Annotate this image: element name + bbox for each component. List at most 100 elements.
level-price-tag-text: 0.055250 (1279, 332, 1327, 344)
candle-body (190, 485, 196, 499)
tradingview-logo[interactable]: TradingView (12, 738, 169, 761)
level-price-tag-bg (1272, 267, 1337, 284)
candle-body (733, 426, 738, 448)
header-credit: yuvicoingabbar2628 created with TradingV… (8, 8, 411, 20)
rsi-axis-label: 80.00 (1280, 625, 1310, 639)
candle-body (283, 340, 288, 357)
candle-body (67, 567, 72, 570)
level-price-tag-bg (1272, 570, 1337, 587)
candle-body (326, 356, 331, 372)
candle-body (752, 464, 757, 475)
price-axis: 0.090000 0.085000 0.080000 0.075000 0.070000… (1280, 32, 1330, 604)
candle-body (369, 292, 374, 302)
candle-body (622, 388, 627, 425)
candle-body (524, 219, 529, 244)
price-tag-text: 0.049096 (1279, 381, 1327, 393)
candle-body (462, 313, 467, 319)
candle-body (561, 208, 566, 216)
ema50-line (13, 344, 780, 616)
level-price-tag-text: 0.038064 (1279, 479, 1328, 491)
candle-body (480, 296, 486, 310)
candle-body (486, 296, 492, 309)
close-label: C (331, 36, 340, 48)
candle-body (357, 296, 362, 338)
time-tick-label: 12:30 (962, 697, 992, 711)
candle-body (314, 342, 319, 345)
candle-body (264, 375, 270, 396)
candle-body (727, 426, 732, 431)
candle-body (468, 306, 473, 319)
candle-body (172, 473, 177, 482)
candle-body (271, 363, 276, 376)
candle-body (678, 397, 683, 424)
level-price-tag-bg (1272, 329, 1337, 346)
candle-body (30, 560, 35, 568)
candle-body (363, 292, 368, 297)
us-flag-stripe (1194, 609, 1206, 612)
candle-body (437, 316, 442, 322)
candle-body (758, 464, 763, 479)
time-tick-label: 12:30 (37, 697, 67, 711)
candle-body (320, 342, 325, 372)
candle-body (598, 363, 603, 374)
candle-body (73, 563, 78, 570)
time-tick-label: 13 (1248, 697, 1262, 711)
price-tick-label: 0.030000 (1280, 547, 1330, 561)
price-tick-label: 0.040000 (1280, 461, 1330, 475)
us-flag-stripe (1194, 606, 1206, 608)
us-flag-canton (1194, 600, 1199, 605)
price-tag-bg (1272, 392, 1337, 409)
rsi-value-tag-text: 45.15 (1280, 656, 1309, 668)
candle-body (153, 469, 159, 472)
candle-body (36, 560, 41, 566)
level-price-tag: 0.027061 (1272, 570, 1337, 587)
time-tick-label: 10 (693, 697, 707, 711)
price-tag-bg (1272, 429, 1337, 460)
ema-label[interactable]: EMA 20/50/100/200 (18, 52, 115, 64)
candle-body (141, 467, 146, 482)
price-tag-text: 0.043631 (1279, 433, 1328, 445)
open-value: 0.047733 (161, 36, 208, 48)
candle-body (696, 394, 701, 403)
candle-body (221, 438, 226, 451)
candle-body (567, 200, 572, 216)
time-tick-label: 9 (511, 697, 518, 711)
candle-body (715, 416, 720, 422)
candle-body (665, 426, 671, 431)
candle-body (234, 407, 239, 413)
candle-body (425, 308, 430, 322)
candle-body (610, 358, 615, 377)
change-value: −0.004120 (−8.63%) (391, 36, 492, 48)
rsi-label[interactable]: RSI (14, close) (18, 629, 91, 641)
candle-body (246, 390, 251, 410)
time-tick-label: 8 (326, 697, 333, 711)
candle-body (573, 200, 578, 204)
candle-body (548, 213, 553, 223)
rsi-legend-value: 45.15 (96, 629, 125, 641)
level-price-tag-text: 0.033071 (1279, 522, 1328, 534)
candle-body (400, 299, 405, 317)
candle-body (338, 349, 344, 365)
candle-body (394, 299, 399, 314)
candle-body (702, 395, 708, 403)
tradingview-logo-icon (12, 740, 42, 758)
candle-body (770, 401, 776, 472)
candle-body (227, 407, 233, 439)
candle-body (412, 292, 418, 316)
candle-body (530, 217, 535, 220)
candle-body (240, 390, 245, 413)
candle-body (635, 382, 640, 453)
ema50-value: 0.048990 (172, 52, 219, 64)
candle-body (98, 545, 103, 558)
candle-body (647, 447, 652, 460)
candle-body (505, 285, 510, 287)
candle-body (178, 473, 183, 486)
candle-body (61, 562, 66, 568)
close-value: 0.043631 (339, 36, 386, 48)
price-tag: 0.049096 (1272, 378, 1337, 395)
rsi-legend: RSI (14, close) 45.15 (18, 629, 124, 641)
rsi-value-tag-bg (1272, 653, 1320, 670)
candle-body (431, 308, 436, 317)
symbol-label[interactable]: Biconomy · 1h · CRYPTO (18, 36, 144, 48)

########################################

Task: Copy the records again, putting "candlestick-body" in place of every "candle-body" and leaving everything else unchanged.

Response below:
Annotate this image: element name + bbox for each component. List at most 100 elements.
level-price-tag-text: 0.055250 (1279, 332, 1327, 344)
candlestick-body (190, 485, 196, 499)
tradingview-logo[interactable]: TradingView (12, 738, 169, 761)
level-price-tag-bg (1272, 267, 1337, 284)
candlestick-body (733, 426, 738, 448)
header-credit: yuvicoingabbar2628 created with TradingV… (8, 8, 411, 20)
rsi-axis-label: 80.00 (1280, 625, 1310, 639)
candlestick-body (283, 340, 288, 357)
candlestick-body (67, 567, 72, 570)
level-price-tag-bg (1272, 570, 1337, 587)
candlestick-body (326, 356, 331, 372)
candlestick-body (752, 464, 757, 475)
price-axis: 0.090000 0.085000 0.080000 0.075000 0.070000… (1280, 32, 1330, 604)
candlestick-body (369, 292, 374, 302)
candlestick-body (622, 388, 627, 425)
candlestick-body (524, 219, 529, 244)
price-tag-text: 0.049096 (1279, 381, 1327, 393)
candlestick-body (462, 313, 467, 319)
candlestick-body (561, 208, 566, 216)
ema50-line (13, 344, 780, 616)
level-price-tag-text: 0.038064 (1279, 479, 1328, 491)
candlestick-body (480, 296, 486, 310)
candlestick-body (486, 296, 492, 309)
close-label: C (331, 36, 340, 48)
candlestick-body (357, 296, 362, 338)
time-tick-label: 12:30 (962, 697, 992, 711)
candlestick-body (314, 342, 319, 345)
candlestick-body (264, 375, 270, 396)
candlestick-body (727, 426, 732, 431)
candlestick-body (468, 306, 473, 319)
candlestick-body (172, 473, 177, 482)
candlestick-body (271, 363, 276, 376)
candlestick-body (678, 397, 683, 424)
level-price-tag-bg (1272, 329, 1337, 346)
candlestick-body (30, 560, 35, 568)
candlestick-body (363, 292, 368, 297)
us-flag-stripe (1194, 609, 1206, 612)
candlestick-body (437, 316, 442, 322)
candlestick-body (758, 464, 763, 479)
time-tick-label: 12:30 (37, 697, 67, 711)
candlestick-body (320, 342, 325, 372)
candlestick-body (598, 363, 603, 374)
candlestick-body (73, 563, 78, 570)
time-tick-label: 13 (1248, 697, 1262, 711)
price-tick-label: 0.030000 (1280, 547, 1330, 561)
price-tick-label: 0.040000 (1280, 461, 1330, 475)
us-flag-stripe (1194, 606, 1206, 608)
us-flag-canton (1194, 600, 1199, 605)
price-tag-bg (1272, 392, 1337, 409)
rsi-value-tag-text: 45.15 (1280, 656, 1309, 668)
candlestick-body (153, 469, 159, 472)
candlestick-body (36, 560, 41, 566)
level-price-tag: 0.027061 (1272, 570, 1337, 587)
time-tick-label: 10 (693, 697, 707, 711)
price-tag-bg (1272, 429, 1337, 460)
ema-label[interactable]: EMA 20/50/100/200 (18, 52, 115, 64)
candlestick-body (141, 467, 146, 482)
price-tag-text: 0.043631 (1279, 433, 1328, 445)
open-value: 0.047733 (161, 36, 208, 48)
candlestick-body (696, 394, 701, 403)
candlestick-body (221, 438, 226, 451)
candlestick-body (567, 200, 572, 216)
time-tick-label: 9 (511, 697, 518, 711)
candlestick-body (715, 416, 720, 422)
candlestick-body (665, 426, 671, 431)
candlestick-body (234, 407, 239, 413)
candlestick-body (425, 308, 430, 322)
candlestick-body (610, 358, 615, 377)
change-value: −0.004120 (−8.63%) (391, 36, 492, 48)
rsi-label[interactable]: RSI (14, close) (18, 629, 91, 641)
candlestick-body (246, 390, 251, 410)
time-tick-label: 8 (326, 697, 333, 711)
candlestick-body (573, 200, 578, 204)
candlestick-body (548, 213, 553, 223)
rsi-legend-value: 45.15 (96, 629, 125, 641)
level-price-tag-text: 0.033071 (1279, 522, 1328, 534)
candlestick-body (400, 299, 405, 317)
candlestick-body (338, 349, 344, 365)
candlestick-body (394, 299, 399, 314)
candlestick-body (702, 395, 708, 403)
tradingview-logo-icon (12, 740, 42, 758)
candlestick-body (770, 401, 776, 472)
candlestick-body (227, 407, 233, 439)
candlestick-body (412, 292, 418, 316)
candlestick-body (530, 217, 535, 220)
candlestick-body (240, 390, 245, 413)
candlestick-body (635, 382, 640, 453)
ema50-value: 0.048990 (172, 52, 219, 64)
candlestick-body (98, 545, 103, 558)
candlestick-body (647, 447, 652, 460)
candlestick-body (505, 285, 510, 287)
candlestick-body (178, 473, 183, 486)
candlestick-body (61, 562, 66, 568)
close-value: 0.043631 (339, 36, 386, 48)
price-tag: 0.049096 (1272, 378, 1337, 395)
rsi-legend: RSI (14, close) 45.15 (18, 629, 124, 641)
rsi-value-tag-bg (1272, 653, 1320, 670)
candlestick-body (431, 308, 436, 317)
symbol-label[interactable]: Biconomy · 1h · CRYPTO (18, 36, 144, 48)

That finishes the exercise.